What to do => The listing must be reproduced in full, exactly as it stands.

Input =>
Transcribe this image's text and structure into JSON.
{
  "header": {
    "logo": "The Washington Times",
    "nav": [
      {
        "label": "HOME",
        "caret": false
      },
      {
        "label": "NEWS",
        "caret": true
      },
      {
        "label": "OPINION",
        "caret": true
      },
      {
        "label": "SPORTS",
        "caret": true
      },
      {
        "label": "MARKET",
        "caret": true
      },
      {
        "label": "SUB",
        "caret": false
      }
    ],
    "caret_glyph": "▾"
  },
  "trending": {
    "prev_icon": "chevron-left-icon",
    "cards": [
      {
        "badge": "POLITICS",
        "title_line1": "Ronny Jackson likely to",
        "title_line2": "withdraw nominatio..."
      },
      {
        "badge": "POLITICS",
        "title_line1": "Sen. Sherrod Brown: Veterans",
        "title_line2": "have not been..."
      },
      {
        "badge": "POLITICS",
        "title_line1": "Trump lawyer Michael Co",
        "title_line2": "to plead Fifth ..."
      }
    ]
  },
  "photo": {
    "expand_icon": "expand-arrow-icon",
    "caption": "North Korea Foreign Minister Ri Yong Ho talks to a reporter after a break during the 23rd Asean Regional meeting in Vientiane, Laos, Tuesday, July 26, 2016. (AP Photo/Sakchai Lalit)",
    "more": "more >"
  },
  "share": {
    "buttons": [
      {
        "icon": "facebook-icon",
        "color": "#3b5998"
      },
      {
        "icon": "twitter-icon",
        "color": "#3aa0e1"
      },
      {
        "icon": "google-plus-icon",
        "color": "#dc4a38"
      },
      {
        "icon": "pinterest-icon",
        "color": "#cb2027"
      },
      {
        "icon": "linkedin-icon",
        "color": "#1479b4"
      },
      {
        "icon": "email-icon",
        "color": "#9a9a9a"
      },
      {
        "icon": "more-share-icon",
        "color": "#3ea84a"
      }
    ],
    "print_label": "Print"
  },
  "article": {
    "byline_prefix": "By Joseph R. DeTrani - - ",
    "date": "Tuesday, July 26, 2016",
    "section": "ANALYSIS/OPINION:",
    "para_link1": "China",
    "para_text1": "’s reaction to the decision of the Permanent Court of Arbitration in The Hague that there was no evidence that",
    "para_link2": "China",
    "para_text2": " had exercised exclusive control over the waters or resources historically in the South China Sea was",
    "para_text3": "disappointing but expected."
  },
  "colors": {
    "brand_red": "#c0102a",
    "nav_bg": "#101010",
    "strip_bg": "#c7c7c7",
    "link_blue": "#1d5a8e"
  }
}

Answer below =>
Transcribe this image's text and structure into JSON.
{
  "header": {
    "logo": "The Washington Times",
    "nav": [
      {
        "label": "HOME",
        "caret": false
      },
      {
        "label": "NEWS",
        "caret": true
      },
      {
        "label": "OPINION",
        "caret": true
      },
      {
        "label": "SPORTS",
        "caret": true
      },
      {
        "label": "MARKET",
        "caret": true
      },
      {
        "label": "SUB",
        "caret": false
      }
    ],
    "caret_glyph": "▾"
  },
  "trending": {
    "prev_icon": "chevron-left-icon",
    "cards": [
      {
        "badge": "POLITICS",
        "title_line1": "Ronny Jackson likely to",
        "title_line2": "withdraw nominatio..."
      },
      {
        "badge": "POLITICS",
        "title_line1": "Sen. Sherrod Brown: Veterans",
        "title_line2": "have not been..."
      },
      {
        "badge": "POLITICS",
        "title_line1": "Trump lawyer Michael Co",
        "title_line2": "to plead Fifth ..."
      }
    ]
  },
  "photo": {
    "expand_icon": "expand-arrow-icon",
    "caption": "North Korea Foreign Minister Ri Yong Ho talks to a reporter after a break during the 23rd Asean Regional meeting in Vientiane, Laos, Tuesday, July 26, 2016. (AP Photo/Sakchai Lalit)",
    "more": "more >"
  },
  "share": {
    "buttons": [
      {
        "icon": "facebook-icon",
        "color": "#3b5998"
      },
      {
        "icon": "twitter-icon",
        "color": "#3aa0e1"
      },
      {
        "icon": "google-plus-icon",
        "color": "#dc4a38"
      },
      {
        "icon": "pinterest-icon",
        "color": "#cb2027"
      },
      {
        "icon": "linkedin-icon",
        "color": "#1479b4"
      },
      {
        "icon": "email-icon",
        "color": "#9a9a9a"
      },
      {
        "icon": "more-share-icon",
        "color": "#3ea84a"
      }
    ],
    "print_label": "Print"
  },
  "article": {
    "byline_prefix": "By Joseph R. DeTrani - - ",
    "date": "Tuesday, July 26, 2016",
    "section": "ANALYSIS/OPINION:",
    "para_link1": "China",
    "para_text1": "’s reaction to the decision of the Permanent Court of Arbitration in The Hague that there was no evidence that",
    "para_link2": "China",
    "para_text2": " had exercised exclusive control over the waters or resources historically in the South China Sea was",
    "para_text3": "disappointing but expected."
  },
  "colors": {
    "brand_red": "#c0102a",
    "nav_bg": "#101010",
    "strip_bg": "#c7c7c7",
    "link_blue": "#1d5a8e"
  }
}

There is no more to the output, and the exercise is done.